Dataset entries:

# # #

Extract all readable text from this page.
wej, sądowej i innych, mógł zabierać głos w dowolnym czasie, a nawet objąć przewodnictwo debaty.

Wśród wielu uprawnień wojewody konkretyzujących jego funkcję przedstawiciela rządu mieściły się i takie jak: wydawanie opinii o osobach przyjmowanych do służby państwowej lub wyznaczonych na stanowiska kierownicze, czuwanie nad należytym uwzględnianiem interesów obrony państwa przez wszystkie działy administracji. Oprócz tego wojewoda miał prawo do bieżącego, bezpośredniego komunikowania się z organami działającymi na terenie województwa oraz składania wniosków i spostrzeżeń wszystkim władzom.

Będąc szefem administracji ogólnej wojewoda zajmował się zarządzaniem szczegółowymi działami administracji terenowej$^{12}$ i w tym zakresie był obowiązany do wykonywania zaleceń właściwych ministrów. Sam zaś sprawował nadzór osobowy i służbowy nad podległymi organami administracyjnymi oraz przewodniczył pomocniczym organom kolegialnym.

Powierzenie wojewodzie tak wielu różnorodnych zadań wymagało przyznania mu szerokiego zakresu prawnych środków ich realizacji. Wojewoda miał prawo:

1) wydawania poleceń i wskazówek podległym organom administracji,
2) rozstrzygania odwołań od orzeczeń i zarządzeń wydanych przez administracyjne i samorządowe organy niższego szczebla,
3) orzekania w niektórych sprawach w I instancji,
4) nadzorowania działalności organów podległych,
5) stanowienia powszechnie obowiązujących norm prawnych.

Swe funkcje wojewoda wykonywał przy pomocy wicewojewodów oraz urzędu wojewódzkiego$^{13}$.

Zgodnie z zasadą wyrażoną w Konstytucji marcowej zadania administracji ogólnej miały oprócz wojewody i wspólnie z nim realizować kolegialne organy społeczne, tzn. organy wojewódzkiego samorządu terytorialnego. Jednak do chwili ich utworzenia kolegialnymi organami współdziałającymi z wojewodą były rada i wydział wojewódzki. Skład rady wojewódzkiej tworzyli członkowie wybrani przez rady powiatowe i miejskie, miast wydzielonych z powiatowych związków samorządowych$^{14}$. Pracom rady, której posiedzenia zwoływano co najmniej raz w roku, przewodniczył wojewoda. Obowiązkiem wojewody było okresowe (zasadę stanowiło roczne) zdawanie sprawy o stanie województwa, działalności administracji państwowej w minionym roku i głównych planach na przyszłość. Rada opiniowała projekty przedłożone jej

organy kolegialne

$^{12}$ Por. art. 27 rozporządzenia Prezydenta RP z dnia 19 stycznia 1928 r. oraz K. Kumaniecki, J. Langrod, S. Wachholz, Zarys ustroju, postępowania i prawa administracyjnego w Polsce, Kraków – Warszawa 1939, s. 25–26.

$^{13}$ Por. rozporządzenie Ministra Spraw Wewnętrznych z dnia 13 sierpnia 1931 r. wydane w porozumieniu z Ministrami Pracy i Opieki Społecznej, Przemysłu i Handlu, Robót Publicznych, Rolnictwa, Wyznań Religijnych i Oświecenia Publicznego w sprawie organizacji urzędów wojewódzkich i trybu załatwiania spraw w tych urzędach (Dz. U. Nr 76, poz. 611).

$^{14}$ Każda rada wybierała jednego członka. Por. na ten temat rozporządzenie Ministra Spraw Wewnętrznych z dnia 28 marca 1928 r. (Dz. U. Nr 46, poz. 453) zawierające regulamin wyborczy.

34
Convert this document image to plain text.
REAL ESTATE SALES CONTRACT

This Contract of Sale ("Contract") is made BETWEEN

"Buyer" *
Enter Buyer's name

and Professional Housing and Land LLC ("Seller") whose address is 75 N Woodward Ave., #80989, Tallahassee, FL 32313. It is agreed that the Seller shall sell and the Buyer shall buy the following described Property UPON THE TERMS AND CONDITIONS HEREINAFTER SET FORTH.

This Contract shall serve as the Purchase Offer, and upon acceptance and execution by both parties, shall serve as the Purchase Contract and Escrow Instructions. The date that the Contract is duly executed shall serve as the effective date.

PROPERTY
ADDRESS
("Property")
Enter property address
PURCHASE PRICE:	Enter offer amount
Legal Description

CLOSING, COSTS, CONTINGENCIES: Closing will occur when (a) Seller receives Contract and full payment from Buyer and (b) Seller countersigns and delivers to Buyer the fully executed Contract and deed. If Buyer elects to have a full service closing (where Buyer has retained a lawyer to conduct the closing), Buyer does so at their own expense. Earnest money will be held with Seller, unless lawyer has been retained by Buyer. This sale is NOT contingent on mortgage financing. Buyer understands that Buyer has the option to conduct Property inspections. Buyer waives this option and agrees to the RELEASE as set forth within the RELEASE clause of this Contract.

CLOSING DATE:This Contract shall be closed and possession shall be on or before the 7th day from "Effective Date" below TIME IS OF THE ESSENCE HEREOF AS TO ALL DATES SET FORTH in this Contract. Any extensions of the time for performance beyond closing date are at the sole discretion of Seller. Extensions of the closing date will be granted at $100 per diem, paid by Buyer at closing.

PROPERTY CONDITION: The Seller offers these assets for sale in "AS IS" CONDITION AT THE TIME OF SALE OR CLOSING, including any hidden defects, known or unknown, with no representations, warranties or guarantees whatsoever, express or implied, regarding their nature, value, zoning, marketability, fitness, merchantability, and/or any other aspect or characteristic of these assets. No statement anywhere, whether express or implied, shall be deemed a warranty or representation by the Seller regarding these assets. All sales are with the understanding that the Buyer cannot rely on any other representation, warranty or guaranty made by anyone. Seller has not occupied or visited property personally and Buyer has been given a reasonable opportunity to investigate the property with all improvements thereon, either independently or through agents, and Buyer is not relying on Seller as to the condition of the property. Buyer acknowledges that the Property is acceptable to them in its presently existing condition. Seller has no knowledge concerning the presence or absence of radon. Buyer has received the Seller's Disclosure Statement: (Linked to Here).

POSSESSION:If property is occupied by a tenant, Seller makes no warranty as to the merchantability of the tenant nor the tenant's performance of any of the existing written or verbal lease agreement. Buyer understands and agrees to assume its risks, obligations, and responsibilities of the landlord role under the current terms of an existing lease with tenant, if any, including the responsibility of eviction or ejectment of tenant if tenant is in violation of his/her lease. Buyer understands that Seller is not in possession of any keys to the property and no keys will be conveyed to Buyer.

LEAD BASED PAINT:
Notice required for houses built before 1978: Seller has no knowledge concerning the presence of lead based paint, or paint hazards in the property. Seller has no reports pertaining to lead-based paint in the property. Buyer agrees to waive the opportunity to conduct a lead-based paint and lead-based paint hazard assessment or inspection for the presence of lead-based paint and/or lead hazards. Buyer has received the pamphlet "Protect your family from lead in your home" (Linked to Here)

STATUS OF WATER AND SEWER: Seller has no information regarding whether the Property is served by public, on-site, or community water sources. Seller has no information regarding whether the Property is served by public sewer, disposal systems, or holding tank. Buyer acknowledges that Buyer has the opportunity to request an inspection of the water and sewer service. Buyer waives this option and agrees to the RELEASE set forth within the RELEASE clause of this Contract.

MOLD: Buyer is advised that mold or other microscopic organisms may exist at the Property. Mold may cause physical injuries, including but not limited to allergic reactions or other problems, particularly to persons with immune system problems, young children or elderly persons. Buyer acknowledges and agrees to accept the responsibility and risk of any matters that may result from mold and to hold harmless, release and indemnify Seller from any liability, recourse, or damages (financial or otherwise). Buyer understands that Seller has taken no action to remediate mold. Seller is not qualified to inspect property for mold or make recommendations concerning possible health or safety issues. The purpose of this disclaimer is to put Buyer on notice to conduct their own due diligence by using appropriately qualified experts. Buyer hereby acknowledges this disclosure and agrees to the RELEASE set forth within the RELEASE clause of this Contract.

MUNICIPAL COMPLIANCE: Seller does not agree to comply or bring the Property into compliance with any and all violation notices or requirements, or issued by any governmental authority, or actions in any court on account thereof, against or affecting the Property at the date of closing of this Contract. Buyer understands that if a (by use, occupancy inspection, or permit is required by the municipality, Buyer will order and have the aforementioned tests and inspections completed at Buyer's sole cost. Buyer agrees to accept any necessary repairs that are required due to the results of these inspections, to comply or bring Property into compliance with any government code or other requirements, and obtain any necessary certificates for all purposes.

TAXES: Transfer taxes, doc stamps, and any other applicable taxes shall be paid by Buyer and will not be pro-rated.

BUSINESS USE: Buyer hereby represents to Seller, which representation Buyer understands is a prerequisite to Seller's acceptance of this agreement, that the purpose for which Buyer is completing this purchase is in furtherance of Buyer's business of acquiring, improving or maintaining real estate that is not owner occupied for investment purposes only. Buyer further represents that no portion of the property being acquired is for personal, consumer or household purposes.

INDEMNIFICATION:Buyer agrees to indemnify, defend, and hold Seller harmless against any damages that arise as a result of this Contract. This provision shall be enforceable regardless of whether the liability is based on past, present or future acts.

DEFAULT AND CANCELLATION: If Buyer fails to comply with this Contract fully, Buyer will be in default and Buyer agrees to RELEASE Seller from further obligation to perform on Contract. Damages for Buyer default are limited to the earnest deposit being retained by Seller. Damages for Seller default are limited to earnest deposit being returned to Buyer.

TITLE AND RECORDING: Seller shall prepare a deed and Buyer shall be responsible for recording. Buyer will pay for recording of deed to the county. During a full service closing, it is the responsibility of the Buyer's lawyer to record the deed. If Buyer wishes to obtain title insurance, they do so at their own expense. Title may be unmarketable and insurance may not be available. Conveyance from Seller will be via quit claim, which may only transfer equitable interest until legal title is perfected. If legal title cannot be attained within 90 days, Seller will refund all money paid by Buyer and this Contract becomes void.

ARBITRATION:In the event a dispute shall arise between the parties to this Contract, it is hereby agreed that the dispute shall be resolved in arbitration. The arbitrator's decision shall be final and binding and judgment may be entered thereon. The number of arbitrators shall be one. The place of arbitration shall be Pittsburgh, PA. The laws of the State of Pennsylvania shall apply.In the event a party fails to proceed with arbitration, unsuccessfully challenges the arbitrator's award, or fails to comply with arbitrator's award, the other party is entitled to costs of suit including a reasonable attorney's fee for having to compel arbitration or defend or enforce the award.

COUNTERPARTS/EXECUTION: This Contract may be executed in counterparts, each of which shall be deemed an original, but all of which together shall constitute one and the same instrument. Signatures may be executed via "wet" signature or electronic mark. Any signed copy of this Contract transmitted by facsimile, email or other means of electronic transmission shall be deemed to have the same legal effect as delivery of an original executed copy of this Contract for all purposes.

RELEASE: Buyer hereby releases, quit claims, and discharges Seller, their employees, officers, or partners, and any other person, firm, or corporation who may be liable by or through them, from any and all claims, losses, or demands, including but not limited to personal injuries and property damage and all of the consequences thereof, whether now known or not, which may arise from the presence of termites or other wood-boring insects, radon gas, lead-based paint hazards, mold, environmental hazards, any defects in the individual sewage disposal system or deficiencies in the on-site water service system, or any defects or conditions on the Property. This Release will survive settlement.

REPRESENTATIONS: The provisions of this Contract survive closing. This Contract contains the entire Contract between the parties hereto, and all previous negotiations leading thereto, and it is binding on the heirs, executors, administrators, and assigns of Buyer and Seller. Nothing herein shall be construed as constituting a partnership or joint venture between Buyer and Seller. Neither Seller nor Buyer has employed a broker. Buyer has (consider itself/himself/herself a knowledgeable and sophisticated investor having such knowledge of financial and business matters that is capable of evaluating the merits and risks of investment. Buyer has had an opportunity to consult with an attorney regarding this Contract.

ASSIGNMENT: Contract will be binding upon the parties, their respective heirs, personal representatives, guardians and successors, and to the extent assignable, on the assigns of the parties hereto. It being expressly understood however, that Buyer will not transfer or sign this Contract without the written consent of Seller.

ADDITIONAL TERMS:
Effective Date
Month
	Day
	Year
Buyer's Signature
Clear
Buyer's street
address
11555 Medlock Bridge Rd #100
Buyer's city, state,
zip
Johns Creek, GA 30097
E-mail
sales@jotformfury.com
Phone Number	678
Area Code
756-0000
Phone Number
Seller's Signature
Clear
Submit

# # #

## Task statement
In the entries above, find each line with the string "prawnych" and copy it.

## Finished exercise
Powierzenie wojewodzie tak wielu różnorodnych zadań wymagało przyznania mu szerokiego zakresu prawnych środków ich realizacji. Wojewoda miał prawo:
5) stanowienia powszechnie obowiązujących norm prawnych.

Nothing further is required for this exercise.